■ **Figure collection entries**
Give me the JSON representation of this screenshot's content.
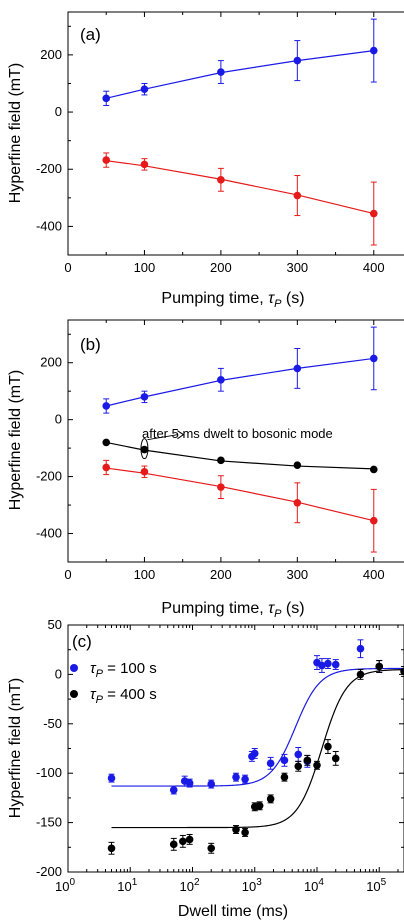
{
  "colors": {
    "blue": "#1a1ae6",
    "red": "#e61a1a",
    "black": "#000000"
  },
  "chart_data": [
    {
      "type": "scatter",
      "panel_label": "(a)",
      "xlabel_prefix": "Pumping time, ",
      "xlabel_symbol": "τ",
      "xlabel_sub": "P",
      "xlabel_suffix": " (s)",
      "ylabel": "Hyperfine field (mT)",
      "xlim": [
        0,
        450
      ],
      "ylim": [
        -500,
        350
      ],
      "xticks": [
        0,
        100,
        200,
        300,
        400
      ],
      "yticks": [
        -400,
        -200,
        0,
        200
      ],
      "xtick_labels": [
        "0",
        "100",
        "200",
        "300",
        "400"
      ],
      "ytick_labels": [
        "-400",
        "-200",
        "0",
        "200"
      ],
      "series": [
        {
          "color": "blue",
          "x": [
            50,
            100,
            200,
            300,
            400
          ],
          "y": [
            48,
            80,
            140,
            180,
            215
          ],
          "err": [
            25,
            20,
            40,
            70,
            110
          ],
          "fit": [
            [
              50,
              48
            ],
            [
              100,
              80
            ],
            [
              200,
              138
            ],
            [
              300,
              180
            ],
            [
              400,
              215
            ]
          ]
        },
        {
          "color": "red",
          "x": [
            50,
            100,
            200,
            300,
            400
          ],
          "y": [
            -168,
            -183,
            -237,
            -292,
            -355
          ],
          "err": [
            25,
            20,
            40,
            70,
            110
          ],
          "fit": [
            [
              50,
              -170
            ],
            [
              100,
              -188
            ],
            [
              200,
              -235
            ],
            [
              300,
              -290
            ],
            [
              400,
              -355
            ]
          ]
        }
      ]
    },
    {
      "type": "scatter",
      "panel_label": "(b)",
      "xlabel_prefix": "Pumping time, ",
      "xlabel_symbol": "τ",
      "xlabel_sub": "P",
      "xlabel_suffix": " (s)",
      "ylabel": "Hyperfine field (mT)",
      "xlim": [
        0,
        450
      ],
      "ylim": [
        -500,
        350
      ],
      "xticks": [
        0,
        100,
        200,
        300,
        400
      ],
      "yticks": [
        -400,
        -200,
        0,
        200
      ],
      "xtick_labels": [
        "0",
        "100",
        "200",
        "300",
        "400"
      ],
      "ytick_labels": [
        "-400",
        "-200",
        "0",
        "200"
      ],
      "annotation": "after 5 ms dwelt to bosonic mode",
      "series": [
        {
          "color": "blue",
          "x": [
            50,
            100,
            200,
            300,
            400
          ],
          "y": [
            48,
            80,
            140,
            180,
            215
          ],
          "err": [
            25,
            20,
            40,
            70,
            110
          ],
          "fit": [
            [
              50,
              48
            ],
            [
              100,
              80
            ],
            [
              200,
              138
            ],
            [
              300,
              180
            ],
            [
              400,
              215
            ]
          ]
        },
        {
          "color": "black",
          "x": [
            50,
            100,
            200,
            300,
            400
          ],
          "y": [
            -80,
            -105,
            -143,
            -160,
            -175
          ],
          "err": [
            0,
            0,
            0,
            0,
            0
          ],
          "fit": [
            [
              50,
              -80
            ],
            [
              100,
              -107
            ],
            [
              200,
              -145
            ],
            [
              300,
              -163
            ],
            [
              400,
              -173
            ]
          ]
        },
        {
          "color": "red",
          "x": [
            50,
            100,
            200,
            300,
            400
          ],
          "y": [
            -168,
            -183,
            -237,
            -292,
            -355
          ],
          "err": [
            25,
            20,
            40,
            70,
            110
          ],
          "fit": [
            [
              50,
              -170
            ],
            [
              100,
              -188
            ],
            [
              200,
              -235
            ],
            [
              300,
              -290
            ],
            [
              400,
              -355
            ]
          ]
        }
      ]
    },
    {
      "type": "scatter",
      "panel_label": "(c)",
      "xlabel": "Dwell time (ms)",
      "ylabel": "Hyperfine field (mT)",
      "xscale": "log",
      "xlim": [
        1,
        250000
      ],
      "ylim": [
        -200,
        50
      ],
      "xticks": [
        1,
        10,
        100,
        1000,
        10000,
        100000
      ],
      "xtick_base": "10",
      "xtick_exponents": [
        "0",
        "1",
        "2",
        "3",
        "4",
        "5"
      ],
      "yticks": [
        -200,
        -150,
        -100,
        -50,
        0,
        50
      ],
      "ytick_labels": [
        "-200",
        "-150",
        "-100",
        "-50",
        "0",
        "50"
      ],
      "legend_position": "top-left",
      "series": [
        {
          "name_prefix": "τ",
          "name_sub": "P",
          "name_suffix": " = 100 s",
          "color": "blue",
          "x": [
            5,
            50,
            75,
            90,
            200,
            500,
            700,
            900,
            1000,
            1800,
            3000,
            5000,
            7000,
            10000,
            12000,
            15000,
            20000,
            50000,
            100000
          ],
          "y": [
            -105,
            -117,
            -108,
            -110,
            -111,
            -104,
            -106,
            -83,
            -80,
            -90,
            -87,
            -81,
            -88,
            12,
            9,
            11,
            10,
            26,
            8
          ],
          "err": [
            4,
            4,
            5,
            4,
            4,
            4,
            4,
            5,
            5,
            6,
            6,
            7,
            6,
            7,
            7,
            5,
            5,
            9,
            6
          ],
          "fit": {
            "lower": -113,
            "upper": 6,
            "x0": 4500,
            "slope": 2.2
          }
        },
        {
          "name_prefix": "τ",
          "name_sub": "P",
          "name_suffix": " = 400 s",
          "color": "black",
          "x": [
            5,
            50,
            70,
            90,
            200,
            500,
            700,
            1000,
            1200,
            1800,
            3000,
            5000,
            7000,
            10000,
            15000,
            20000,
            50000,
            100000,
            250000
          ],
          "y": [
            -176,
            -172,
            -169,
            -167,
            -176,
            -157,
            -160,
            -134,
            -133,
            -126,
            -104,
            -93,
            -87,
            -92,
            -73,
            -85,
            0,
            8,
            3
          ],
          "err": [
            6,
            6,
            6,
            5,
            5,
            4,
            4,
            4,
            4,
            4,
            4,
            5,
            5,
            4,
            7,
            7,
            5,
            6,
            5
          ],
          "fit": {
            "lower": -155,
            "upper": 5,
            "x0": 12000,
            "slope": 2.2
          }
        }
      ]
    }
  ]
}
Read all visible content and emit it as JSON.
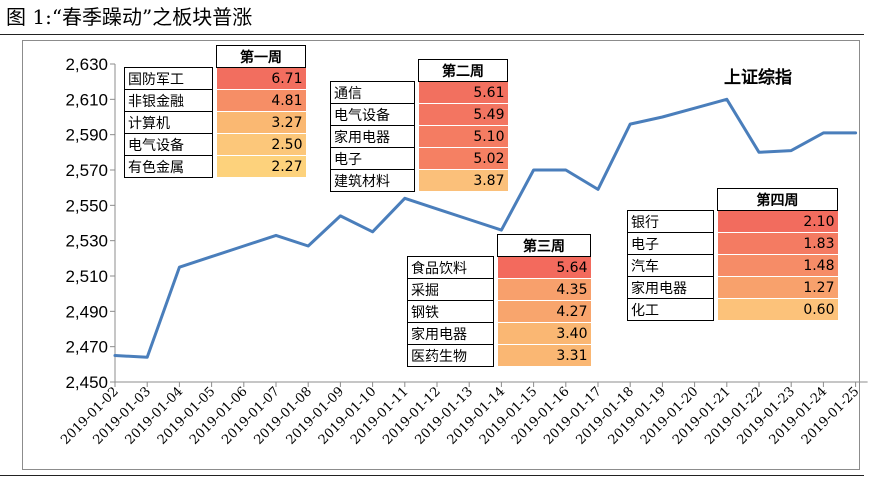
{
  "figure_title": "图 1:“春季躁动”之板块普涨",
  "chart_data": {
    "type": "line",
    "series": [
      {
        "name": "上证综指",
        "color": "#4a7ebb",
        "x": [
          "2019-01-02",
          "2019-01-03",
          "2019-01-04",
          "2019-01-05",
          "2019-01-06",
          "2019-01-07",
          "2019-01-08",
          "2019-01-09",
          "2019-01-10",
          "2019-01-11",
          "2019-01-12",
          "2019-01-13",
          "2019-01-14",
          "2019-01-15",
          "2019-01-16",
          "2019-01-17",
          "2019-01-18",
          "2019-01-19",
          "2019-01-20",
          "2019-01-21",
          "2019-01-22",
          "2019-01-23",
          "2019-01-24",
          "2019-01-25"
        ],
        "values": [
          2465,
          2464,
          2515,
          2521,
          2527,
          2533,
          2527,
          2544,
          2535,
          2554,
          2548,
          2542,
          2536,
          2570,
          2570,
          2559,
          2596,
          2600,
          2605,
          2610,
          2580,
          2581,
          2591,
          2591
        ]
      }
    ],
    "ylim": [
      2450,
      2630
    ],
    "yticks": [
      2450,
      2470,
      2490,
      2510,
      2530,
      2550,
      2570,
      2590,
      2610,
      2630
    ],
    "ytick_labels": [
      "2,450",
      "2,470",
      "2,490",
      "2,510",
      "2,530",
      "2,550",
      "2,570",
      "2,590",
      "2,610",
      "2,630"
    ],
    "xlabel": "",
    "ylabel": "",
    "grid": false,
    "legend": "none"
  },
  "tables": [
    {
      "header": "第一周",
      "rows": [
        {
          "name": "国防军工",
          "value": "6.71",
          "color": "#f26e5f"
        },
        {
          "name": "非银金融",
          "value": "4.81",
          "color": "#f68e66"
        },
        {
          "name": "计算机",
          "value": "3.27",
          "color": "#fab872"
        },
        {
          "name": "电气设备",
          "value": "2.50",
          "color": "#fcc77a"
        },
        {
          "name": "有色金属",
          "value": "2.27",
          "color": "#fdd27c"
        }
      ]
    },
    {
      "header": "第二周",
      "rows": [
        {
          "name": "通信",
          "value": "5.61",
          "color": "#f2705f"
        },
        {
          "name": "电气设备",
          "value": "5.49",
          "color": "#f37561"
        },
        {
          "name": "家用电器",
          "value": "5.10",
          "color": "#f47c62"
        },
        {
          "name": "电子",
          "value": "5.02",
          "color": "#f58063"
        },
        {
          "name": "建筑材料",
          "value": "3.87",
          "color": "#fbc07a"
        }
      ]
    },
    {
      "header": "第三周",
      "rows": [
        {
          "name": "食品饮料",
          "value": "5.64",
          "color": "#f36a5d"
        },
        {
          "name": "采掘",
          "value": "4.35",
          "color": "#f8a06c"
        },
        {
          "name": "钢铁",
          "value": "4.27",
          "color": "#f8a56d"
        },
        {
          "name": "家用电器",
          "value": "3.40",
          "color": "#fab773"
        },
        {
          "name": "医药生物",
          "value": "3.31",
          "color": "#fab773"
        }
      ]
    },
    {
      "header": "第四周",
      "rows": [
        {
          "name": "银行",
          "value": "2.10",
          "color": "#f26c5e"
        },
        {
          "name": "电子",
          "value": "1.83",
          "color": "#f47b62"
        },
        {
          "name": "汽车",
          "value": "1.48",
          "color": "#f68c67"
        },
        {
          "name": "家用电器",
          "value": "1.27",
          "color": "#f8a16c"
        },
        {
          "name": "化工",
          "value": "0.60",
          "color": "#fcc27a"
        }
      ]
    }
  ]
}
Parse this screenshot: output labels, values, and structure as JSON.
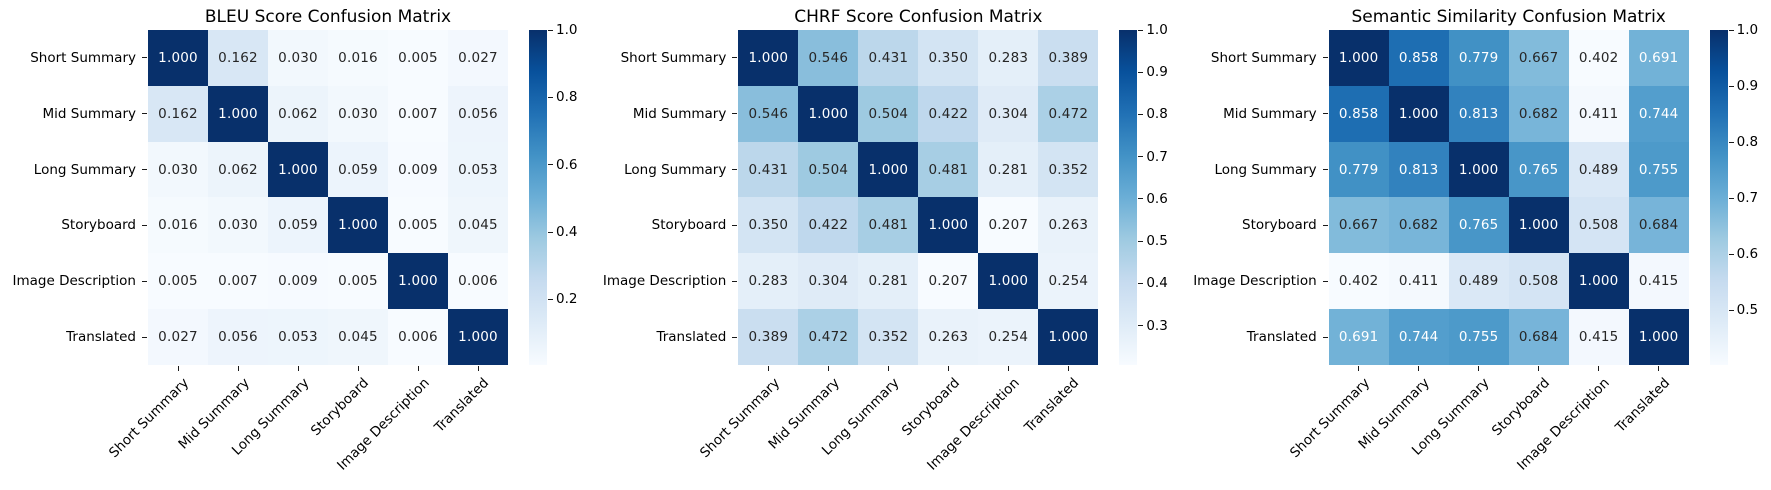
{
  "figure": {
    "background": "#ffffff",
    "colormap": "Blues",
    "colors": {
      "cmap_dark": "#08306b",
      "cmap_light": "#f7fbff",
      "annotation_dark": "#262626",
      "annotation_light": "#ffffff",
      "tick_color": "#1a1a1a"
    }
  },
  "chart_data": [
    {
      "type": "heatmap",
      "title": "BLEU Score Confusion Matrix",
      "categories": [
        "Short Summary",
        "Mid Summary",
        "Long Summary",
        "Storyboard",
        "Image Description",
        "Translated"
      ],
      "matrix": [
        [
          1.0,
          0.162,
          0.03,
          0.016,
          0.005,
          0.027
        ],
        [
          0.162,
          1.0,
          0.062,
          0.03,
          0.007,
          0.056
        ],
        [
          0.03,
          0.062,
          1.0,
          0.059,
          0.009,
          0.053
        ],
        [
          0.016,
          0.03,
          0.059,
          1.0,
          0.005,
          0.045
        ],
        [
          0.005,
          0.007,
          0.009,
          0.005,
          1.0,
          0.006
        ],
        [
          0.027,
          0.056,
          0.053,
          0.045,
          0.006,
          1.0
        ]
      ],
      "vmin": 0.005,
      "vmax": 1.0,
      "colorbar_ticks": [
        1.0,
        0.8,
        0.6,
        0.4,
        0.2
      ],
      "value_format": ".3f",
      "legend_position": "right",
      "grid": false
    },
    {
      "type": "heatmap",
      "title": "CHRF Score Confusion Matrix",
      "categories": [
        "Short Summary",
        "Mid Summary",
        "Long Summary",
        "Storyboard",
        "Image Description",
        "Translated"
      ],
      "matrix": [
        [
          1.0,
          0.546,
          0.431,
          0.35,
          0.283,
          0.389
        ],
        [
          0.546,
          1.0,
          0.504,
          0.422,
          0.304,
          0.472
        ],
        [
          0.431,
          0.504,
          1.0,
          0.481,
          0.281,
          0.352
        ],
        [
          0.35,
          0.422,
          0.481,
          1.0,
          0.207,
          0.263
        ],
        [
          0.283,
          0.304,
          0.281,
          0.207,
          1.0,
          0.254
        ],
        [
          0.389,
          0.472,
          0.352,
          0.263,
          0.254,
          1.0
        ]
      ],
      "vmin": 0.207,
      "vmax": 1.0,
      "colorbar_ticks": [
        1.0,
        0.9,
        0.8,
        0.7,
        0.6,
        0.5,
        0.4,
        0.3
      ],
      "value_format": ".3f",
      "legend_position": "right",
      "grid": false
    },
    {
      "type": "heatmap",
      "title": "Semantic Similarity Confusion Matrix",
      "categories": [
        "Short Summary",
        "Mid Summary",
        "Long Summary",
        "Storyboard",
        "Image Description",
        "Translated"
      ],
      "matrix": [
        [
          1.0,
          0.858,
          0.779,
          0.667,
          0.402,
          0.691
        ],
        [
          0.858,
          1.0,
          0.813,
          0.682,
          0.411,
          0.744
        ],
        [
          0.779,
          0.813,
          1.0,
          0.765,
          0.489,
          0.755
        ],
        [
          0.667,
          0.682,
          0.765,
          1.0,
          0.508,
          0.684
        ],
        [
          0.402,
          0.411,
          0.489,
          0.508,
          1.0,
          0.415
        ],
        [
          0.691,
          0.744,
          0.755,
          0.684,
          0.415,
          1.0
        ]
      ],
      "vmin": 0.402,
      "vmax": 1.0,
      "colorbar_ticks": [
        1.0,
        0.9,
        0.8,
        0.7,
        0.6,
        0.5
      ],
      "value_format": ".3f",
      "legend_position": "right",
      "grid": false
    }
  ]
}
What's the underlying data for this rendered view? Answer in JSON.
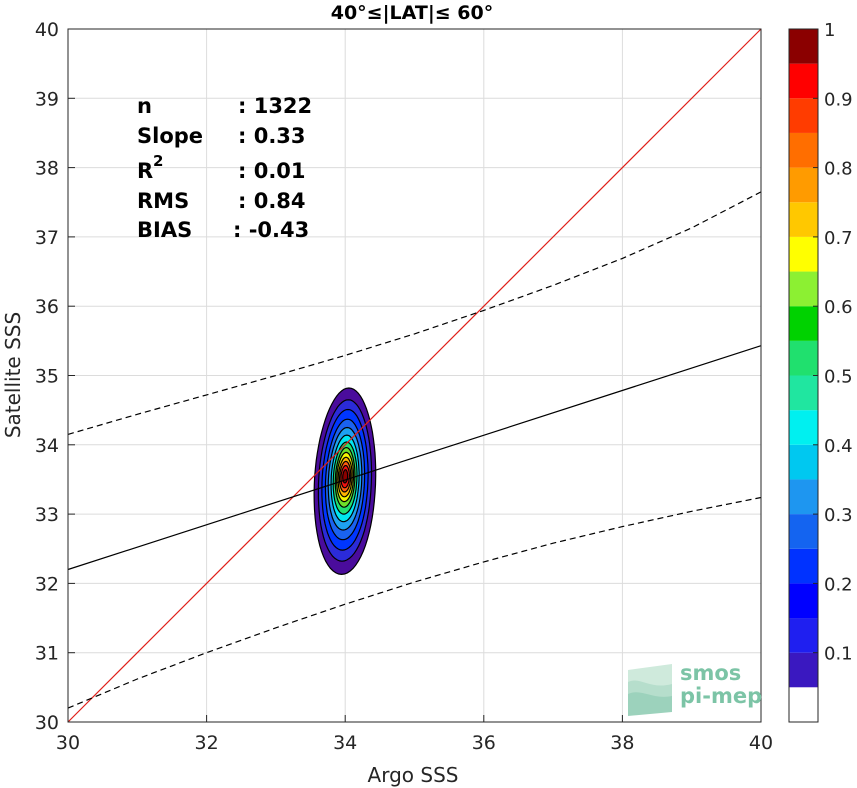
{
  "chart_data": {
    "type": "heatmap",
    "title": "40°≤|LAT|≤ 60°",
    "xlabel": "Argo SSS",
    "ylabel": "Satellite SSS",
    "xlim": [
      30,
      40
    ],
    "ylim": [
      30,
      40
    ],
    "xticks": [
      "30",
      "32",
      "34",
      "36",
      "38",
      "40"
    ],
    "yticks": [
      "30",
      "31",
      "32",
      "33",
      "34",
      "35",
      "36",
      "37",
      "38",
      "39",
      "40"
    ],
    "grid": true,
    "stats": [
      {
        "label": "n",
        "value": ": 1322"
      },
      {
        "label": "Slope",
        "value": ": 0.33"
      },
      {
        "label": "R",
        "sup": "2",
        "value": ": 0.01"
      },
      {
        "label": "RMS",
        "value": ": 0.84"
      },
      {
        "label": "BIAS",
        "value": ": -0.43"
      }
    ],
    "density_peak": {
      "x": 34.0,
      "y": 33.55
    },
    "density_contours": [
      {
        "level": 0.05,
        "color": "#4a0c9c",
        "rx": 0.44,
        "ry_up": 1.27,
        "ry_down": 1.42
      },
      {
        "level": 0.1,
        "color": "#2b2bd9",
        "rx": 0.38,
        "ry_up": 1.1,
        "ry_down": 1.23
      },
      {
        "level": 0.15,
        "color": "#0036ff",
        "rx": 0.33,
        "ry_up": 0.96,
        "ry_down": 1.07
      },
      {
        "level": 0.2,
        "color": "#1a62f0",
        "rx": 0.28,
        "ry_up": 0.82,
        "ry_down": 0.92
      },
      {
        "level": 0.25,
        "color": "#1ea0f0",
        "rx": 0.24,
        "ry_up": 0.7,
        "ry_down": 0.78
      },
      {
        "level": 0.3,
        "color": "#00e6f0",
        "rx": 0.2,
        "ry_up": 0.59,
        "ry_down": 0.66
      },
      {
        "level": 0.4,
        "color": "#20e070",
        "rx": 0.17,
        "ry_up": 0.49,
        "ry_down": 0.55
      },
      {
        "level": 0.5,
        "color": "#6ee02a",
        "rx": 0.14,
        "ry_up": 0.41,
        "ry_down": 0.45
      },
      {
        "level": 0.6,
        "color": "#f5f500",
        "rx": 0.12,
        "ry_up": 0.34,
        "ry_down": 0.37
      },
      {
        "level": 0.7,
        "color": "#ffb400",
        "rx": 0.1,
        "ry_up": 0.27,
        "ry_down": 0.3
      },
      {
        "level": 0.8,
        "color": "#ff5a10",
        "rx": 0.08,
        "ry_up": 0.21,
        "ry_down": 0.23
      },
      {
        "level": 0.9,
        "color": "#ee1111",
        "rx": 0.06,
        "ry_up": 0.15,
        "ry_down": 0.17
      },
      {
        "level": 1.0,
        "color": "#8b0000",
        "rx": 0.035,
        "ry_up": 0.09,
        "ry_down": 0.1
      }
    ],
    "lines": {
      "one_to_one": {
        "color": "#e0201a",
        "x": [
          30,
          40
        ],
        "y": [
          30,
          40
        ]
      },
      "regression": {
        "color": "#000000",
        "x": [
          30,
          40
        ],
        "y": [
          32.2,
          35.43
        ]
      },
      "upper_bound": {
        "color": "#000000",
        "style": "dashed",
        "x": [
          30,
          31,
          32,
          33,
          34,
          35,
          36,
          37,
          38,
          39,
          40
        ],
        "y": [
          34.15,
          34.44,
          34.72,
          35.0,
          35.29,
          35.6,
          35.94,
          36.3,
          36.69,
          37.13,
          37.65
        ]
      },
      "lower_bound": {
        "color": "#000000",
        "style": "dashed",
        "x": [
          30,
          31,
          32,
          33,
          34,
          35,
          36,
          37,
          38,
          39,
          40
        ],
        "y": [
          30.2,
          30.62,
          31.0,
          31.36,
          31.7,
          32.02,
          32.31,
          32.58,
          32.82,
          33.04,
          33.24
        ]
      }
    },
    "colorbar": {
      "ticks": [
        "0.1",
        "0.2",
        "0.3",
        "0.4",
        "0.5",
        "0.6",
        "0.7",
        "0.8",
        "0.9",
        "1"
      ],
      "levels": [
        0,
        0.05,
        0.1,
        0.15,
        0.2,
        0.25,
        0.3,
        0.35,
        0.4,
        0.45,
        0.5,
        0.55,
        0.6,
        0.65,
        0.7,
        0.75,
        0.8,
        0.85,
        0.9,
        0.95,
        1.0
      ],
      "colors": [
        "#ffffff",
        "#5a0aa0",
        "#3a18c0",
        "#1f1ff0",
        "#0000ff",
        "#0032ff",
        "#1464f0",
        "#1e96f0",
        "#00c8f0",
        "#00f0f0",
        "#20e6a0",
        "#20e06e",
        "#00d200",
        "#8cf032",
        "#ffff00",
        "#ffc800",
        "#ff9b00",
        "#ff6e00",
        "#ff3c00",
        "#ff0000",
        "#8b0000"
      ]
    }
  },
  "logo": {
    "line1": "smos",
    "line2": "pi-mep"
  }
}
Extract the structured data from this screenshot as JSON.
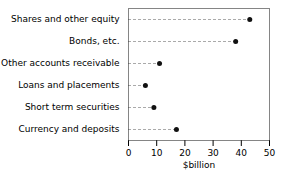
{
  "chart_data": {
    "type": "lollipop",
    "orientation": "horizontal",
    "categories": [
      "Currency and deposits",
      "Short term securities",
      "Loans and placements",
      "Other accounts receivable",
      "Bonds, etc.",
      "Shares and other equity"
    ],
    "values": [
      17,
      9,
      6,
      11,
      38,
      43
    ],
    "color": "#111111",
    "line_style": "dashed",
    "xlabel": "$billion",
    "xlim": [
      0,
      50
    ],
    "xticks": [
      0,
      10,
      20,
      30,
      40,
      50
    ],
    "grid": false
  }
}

■ **What is required**
Quote exactly, and only, the lines from the one containing "Extract the structured" through the last line of the records above, both included; leave out any pictures.

■ **Written solution**
Extract the structured data from this screenshot as JSON.
{
  "chart_data": {
    "type": "lollipop",
    "orientation": "horizontal",
    "categories": [
      "Currency and deposits",
      "Short term securities",
      "Loans and placements",
      "Other accounts receivable",
      "Bonds, etc.",
      "Shares and other equity"
    ],
    "values": [
      17,
      9,
      6,
      11,
      38,
      43
    ],
    "color": "#111111",
    "line_style": "dashed",
    "xlabel": "$billion",
    "xlim": [
      0,
      50
    ],
    "xticks": [
      0,
      10,
      20,
      30,
      40,
      50
    ],
    "grid": false
  }
}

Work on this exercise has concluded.